### SUPPLIED RECORDS

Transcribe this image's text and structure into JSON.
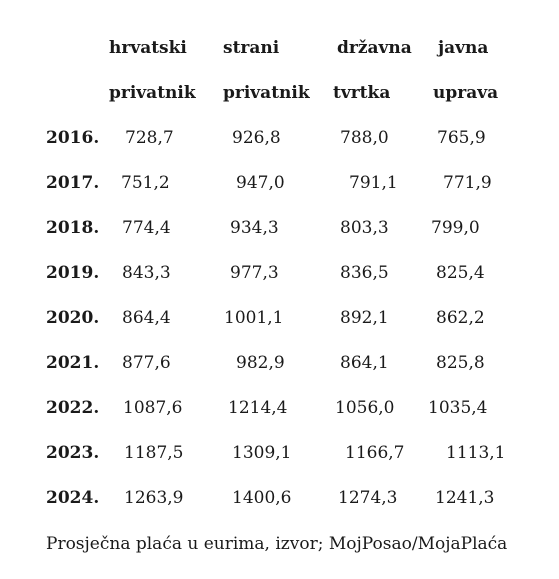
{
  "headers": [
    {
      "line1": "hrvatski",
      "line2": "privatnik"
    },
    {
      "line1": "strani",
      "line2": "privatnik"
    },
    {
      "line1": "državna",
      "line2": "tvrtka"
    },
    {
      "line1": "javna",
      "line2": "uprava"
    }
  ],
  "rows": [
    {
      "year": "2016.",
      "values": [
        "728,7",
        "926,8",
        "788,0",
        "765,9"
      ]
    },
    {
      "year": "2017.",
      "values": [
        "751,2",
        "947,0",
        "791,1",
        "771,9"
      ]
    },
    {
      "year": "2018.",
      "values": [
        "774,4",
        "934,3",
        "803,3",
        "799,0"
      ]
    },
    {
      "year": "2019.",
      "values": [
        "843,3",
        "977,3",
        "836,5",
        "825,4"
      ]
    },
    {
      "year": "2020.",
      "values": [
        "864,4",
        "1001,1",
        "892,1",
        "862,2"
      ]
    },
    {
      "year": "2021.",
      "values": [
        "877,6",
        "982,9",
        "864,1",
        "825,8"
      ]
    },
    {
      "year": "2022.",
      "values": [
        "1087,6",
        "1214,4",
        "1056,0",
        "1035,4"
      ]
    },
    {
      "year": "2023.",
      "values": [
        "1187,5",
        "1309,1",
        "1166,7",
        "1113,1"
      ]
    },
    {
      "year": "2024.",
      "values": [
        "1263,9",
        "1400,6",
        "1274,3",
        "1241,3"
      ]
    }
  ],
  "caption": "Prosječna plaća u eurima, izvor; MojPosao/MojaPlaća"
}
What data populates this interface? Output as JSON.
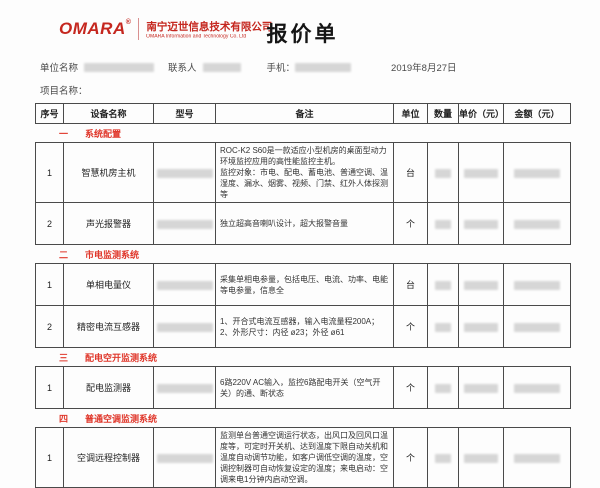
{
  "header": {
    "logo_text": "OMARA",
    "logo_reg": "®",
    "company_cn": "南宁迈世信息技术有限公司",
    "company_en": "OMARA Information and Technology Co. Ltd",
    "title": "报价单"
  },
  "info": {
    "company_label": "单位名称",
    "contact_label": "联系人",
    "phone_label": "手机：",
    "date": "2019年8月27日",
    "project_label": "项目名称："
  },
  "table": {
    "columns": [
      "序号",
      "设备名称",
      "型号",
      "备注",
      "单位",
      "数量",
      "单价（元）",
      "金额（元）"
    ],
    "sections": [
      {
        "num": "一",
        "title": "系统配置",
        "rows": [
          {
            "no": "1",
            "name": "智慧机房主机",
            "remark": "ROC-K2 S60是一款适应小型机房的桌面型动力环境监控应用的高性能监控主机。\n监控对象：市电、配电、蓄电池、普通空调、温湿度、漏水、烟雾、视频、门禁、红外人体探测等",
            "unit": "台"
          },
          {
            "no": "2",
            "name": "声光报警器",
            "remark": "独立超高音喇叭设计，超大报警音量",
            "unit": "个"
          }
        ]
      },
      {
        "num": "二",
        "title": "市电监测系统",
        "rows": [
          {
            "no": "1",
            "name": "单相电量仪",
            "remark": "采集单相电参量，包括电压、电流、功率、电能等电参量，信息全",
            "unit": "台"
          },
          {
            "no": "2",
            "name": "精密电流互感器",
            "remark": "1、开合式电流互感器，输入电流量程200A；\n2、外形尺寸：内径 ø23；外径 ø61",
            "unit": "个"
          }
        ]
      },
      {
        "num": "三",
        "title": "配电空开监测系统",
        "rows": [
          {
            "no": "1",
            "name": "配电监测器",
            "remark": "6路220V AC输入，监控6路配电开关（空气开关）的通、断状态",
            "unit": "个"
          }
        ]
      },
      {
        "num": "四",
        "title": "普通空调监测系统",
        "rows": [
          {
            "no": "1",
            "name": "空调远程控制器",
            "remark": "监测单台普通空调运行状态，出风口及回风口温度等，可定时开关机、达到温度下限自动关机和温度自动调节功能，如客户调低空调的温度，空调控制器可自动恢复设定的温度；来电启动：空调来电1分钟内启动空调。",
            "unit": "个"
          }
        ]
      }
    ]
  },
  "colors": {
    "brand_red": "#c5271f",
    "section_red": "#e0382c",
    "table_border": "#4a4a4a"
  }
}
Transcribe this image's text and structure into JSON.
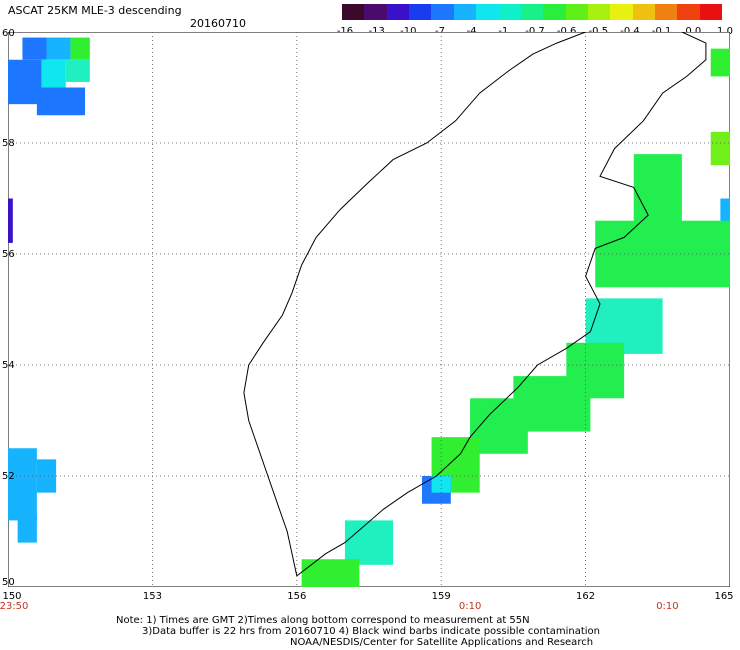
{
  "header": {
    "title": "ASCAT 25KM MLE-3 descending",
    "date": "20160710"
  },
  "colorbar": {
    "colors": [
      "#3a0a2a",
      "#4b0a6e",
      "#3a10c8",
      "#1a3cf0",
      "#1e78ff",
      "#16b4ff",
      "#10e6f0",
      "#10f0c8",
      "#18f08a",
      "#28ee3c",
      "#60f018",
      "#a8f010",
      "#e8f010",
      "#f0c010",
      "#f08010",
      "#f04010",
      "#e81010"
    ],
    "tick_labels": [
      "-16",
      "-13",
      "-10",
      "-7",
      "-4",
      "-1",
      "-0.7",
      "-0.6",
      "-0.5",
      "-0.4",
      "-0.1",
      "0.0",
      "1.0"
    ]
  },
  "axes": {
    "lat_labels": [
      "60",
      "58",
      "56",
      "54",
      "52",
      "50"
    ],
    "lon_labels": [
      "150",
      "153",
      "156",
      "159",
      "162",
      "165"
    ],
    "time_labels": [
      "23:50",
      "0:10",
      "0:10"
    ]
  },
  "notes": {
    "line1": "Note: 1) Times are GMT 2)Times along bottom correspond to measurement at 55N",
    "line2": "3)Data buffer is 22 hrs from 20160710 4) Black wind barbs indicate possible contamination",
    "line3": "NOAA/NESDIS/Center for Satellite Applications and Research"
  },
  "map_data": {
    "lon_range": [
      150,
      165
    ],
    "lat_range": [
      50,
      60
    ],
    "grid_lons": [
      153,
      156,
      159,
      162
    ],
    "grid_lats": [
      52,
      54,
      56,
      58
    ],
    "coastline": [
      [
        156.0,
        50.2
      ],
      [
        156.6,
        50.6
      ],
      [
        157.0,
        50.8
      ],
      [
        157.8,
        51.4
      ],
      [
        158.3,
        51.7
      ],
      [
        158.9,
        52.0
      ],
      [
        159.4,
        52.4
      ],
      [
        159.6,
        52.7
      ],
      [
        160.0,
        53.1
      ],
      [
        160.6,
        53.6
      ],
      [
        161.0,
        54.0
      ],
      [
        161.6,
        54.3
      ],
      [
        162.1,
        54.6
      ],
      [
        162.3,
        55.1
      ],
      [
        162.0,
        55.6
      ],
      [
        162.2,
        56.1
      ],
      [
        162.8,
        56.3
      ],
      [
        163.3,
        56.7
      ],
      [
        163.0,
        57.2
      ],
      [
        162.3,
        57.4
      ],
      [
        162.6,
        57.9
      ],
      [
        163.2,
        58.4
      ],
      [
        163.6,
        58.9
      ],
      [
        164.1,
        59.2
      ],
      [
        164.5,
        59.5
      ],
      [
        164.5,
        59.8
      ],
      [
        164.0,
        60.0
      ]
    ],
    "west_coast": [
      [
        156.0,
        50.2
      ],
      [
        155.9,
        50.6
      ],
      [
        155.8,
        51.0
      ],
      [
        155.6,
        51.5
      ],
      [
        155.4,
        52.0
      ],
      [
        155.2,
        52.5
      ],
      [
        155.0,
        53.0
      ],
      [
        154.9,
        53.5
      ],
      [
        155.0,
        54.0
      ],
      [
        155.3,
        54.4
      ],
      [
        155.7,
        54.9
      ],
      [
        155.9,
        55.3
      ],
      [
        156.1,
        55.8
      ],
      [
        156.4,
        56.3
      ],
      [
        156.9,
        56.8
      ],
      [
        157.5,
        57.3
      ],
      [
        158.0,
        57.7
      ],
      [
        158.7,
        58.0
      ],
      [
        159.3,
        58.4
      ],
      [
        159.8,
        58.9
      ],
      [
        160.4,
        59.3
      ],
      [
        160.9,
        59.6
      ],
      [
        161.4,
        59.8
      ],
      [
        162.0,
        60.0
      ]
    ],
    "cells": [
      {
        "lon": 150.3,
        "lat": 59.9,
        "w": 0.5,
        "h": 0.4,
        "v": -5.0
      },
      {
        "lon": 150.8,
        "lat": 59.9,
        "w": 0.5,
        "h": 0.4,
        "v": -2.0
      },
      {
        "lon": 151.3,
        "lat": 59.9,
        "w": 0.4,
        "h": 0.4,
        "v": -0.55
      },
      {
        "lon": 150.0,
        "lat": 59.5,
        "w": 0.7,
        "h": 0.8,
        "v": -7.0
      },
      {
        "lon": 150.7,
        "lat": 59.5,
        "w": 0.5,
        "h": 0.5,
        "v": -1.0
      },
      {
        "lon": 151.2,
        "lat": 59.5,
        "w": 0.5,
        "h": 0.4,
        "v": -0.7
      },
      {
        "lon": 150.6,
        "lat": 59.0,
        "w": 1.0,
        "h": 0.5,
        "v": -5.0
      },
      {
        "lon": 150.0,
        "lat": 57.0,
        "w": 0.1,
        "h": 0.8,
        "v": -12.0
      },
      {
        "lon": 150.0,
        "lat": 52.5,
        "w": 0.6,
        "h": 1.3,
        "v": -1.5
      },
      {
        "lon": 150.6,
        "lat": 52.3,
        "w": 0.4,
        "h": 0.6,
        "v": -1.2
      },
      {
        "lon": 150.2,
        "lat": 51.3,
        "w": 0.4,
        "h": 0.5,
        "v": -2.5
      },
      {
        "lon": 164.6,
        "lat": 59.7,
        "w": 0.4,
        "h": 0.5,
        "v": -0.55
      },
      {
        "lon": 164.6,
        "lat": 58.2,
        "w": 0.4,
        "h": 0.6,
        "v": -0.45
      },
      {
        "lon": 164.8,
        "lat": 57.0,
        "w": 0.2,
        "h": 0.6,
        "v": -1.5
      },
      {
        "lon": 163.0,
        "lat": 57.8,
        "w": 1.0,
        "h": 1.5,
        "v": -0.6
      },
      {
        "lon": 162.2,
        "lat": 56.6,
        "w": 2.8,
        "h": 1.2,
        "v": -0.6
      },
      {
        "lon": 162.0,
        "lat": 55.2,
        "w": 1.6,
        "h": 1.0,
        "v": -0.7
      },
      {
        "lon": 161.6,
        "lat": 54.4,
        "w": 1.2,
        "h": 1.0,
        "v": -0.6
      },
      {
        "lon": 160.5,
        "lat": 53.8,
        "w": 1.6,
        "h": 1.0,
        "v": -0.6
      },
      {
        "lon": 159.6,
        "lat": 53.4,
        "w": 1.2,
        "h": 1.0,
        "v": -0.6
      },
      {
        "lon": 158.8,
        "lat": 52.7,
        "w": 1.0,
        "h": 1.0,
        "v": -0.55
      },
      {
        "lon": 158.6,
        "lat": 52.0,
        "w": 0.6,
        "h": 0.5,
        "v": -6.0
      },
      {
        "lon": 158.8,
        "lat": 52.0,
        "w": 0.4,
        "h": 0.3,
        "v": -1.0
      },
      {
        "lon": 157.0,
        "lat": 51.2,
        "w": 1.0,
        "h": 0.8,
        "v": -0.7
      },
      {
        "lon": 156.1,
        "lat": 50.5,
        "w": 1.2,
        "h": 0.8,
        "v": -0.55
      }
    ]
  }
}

######

Looking at the records above, tally the lines holding "year" and reply with that number only.

9